Education

14 May
14/May/2020

Education

‘It is an ambitious project in the face of unavoidable societal challenges’

Interview with Christian Olagnon, Director of Education

The school's Council of Studies and Board of Directors have just approved a roadmap for education development by strengthening two major cross-cutting areas: sustainable development and social responsibility (SD&SR) and digital technology. In addition to these two key areas, the school is strengthening its education model over five years, with the first two years providing the basic skills base necessary for the engineering professions. Christian Olagnon, Director of Education, enlightens us on the content, scope and deadline of this project.

What motivates such changes and how will the education provided today change?

DIRECTIONS ::
[A] According to the interview, which two cross-cutting areas does the new education roadmap strengthen?
[B] Carry on the interview about the school's education roadmap from the point where it stops.
The entries are not needed for this work.

RECORDS ::
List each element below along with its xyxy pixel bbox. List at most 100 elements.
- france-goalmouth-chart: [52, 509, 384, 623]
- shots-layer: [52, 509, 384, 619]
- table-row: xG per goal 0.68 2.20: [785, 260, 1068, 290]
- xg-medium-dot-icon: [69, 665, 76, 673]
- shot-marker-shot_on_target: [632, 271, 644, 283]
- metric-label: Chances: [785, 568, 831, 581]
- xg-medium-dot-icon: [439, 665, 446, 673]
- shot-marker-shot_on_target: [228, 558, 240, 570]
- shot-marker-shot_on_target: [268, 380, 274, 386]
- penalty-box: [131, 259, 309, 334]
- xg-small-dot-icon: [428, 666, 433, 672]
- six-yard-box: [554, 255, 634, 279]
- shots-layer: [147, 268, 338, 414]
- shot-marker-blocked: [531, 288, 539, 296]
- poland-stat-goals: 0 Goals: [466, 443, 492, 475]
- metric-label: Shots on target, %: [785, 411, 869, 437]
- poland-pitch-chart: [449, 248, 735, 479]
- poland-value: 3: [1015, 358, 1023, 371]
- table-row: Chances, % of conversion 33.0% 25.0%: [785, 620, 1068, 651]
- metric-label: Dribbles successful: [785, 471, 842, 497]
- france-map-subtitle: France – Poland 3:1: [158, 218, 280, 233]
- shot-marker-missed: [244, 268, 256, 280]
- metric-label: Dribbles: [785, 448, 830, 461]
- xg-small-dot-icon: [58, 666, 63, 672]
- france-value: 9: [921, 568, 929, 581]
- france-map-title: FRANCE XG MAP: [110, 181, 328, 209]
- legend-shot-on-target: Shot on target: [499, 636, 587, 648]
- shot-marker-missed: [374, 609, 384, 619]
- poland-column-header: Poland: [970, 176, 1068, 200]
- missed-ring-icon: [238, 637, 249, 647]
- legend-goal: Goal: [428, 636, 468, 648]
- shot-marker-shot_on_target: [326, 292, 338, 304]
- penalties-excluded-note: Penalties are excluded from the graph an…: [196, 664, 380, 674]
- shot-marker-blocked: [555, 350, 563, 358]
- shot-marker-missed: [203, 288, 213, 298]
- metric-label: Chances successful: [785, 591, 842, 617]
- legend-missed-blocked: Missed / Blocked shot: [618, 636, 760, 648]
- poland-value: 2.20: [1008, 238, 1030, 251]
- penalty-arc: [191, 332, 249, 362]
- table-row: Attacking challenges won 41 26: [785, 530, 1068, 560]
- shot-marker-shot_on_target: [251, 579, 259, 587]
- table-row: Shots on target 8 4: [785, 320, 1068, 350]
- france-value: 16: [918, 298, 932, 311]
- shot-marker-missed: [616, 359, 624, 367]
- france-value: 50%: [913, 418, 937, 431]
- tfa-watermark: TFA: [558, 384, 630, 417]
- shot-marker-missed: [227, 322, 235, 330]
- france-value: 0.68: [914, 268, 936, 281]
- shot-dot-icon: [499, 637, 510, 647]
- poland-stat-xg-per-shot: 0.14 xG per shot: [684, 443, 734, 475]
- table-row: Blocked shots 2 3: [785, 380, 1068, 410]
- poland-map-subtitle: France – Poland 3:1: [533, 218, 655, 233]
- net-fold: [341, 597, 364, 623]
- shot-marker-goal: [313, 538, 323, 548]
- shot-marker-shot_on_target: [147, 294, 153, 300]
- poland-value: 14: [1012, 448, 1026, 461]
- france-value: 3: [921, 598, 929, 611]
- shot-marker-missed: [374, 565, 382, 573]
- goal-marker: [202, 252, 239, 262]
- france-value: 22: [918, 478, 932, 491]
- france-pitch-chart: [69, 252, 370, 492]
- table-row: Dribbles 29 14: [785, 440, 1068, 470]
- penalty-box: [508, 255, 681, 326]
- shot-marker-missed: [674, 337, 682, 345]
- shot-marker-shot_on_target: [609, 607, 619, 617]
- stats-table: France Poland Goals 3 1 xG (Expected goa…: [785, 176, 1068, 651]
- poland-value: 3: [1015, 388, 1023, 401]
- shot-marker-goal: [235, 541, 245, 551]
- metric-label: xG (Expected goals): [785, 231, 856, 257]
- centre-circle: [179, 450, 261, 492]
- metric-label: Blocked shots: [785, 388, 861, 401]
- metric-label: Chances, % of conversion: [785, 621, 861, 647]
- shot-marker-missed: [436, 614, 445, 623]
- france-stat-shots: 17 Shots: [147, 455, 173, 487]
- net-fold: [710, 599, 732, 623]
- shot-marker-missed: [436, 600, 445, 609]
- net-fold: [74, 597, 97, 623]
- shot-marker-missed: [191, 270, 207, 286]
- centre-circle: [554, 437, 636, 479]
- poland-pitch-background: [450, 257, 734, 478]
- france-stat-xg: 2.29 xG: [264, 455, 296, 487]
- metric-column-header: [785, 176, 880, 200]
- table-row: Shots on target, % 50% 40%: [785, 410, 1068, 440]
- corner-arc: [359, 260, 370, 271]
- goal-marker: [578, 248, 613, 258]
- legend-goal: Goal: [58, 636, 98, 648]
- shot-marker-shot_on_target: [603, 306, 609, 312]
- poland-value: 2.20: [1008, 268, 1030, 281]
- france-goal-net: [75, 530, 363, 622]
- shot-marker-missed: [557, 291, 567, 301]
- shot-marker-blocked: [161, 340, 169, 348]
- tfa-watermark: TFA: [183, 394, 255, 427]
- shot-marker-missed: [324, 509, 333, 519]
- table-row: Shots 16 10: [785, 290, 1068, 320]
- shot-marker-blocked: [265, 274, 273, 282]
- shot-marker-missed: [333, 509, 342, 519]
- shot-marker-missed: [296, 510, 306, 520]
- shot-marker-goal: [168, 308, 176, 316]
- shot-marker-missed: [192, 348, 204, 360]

PER-TASK ANSWERS ::
[A] Sustainable development and social responsibility (SD&SR), and digital technology.

[B]
Everyone recognises that we are facing societal challenges of unprecedented intensity and magnitude. As far as the environment is concerned, although these issues were identified a long time ago (more than 30 years as far as the climate is concerned, for example), it has to be said that the problem has been ignored for too long or has not been given sufficient priority. However, the general perception of these issues is changing, particularly thanks to the work of the IPCC (see, for example the 2018 report on global warming of 1.5°C) and the IPBES (2019 report on the state of biodiversity and ecosystem services), which show unambiguously that deep and rapid transformations of our societies are necessary if we want to avoid an irreversible deterioration of our living conditions. The scientific evidence is such that it is no longer possible to put these topics off. The decarbonisation of the economy, in particular, has become a short-term imperative, to which engineers can and must make a major contribution in the years to come. Moreover, our students, rightly so, are already very aware and want to be actors of these changes. They have played a decisive role in recent years in pushing the institution to give these topics a higher priority. Beyond this awareness, the challenge now is to educate our students on these subjects, which are highly complex, interdisciplinary in nature, and represent ‘socially charged issues’. We must not only give them the keys to understanding, with solid scientific foundations, but also levers for action, so that they can contribute to providing solutions.

Another major societal transformation is the digital one. First of all, our ambition is that all INSA students, whatever their choice of speciality, acquire a solid background that enables them to master general technologies and digital environments. This is only partially the case today, so there is a need to significantly strengthen existing education devoted to digital technology. This will be done with dedicated courses, but also by making greater use of numerical computation in engineering science courses. Finally, students must also understand the changes, limits and societal impacts of digital technology, so that they can play a role in the digital transformation of the professional environments in which they will work.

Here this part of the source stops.